• PROVIDED PASSAGE:
◇ ◇ ◇ ◇ ◇ ◇ ◇

During the third quarter 2013, net interest income reached $36.6 million, compared to $29.4 million in the previous quarter. The $7.2 million, or 24%, increase from the previous quarter was mostly driven by higher average interest earning asset balances (+8%), along with an increase in average interest rates (+2 bps), and the reduction of average cost of funds due to a shift in the funding composition to lower average original tenors, along with decreased amortization of commission expense from debt prepaid recorded in the second quarter 2013, and lower amortization expense of the financial instruments for which hedge accounting was discontinued in the third quarter 2012, and which matured in the third quarter 2013.

3Q13 vs. 3Q12

Net interest income increased $11.5 million, or 46%, compared to the third quarter 2012, primarily driven by higher average interest earning asset balances (+21%), mainly from higher average investment securities balances (+77%) and loan portfolio balances (+25%), along with a shift in the mix of funding base to shorter original term tenors, and the decline of $1.5 million in amortization expense for the remainder of financial instruments for which hedge accounting was discontinued in the third quarter 2012, and which matured in the third quarter 2013.

◇ ◇ ◇ ◇ ◇ ◇ ◇

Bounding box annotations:
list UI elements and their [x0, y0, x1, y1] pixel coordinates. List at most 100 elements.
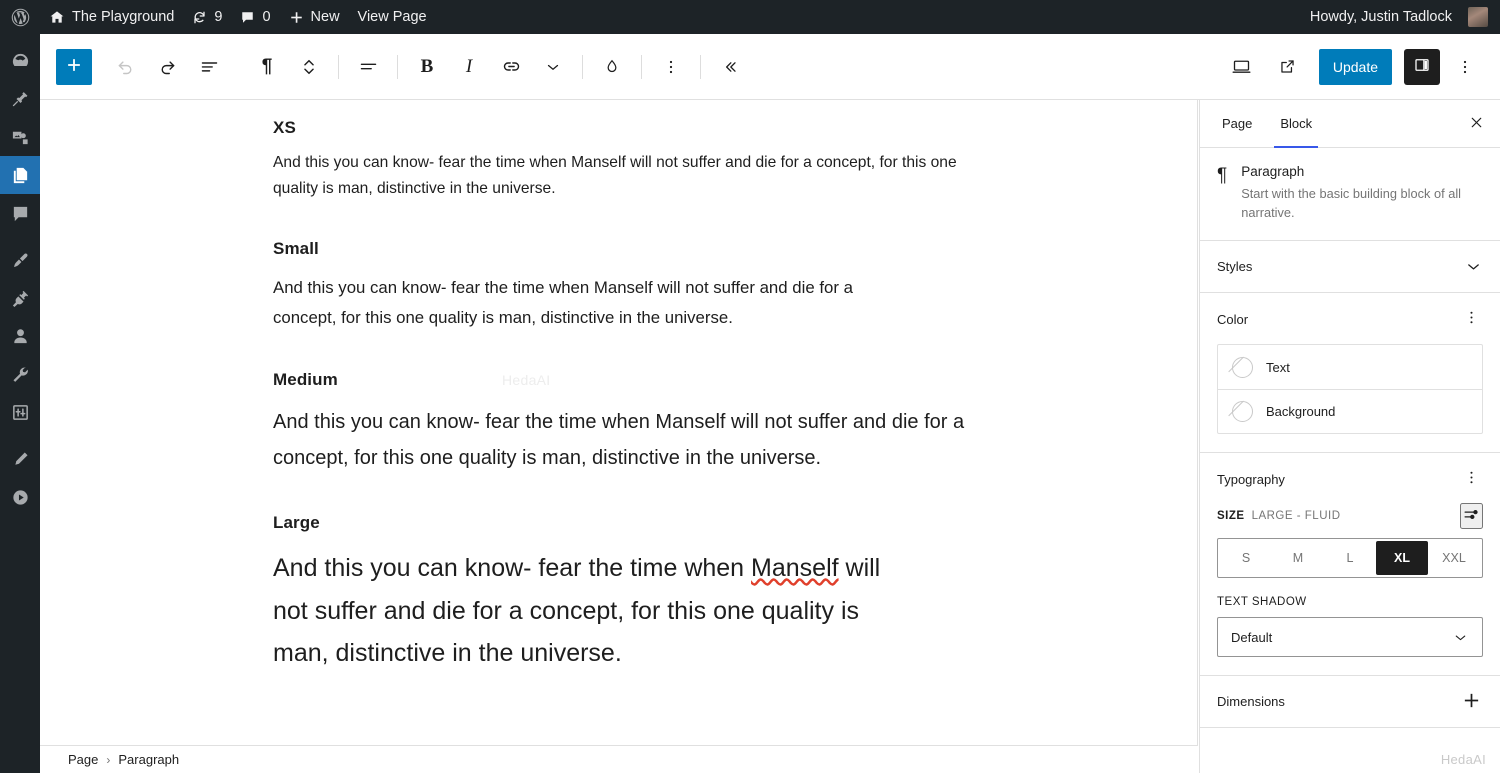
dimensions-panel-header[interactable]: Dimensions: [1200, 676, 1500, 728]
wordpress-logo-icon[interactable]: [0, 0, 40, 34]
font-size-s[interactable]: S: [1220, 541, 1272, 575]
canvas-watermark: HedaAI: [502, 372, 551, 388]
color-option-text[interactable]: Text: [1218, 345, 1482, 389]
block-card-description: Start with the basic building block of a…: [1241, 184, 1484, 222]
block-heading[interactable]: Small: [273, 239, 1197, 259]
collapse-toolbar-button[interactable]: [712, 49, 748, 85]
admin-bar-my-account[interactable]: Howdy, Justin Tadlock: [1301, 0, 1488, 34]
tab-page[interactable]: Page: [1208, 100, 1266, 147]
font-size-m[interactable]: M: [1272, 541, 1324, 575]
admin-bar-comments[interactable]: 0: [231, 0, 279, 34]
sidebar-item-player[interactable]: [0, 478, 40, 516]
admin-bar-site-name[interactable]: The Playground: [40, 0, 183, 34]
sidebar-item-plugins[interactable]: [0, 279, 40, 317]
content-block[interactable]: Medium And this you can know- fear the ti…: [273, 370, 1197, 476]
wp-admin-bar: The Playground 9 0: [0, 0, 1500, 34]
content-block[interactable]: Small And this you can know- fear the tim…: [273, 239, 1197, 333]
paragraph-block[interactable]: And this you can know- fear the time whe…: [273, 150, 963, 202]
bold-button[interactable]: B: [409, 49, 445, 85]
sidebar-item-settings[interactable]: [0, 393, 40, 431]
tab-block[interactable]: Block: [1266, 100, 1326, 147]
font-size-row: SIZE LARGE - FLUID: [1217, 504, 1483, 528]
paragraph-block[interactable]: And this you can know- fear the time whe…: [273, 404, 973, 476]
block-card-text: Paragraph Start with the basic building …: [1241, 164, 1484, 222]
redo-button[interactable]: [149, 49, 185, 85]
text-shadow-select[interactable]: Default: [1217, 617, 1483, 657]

◇ ◇ ◇ ◇ ◇ ◇ ◇

• PROBLEMS AND TASKS:
A: In the net interest income passage above, rewrite the paragraph beginning "Net interest income increased $11.5 million" as a short bulleted list that keeps its main facts.
B: Carry on the net interest income passage above, starting right after its final sentence.

• SET OF ANSWERS:
A:
- Net interest income rose $11.5 million, or 46%, from the third quarter 2012.
- The main driver was a 21% rise in average interest earning asset balances, mostly from investment securities (+77%) and the loan portfolio (+25%).
- The funding base shifted toward shorter original term tenors.
- Amortization expense fell $1.5 million for the remaining financial instruments whose hedge accounting was discontinued in the third quarter 2012 and which matured in the third quarter 2013.

B:
9M13 vs. 9M12

During the first nine months 2013, net interest income reached $92.0 million, a $11.3 million, or 14% increase compared to $80.7 million in the same period 2012, as higher net interest income from commercial activities (+$14.9 million, +18%), mainly from higher average loan portfolio balances (+18%), and securities available-for-sale (+25%), were partially offset by the $2.6 million of amortizations recorded in the first nine months 2013 from prepaid commissions on debt intermediation and the $1.0 million increase of financial instruments for which hedge accounting was discontinued in the third quarter 2012, and which matured in the third quarter 2013.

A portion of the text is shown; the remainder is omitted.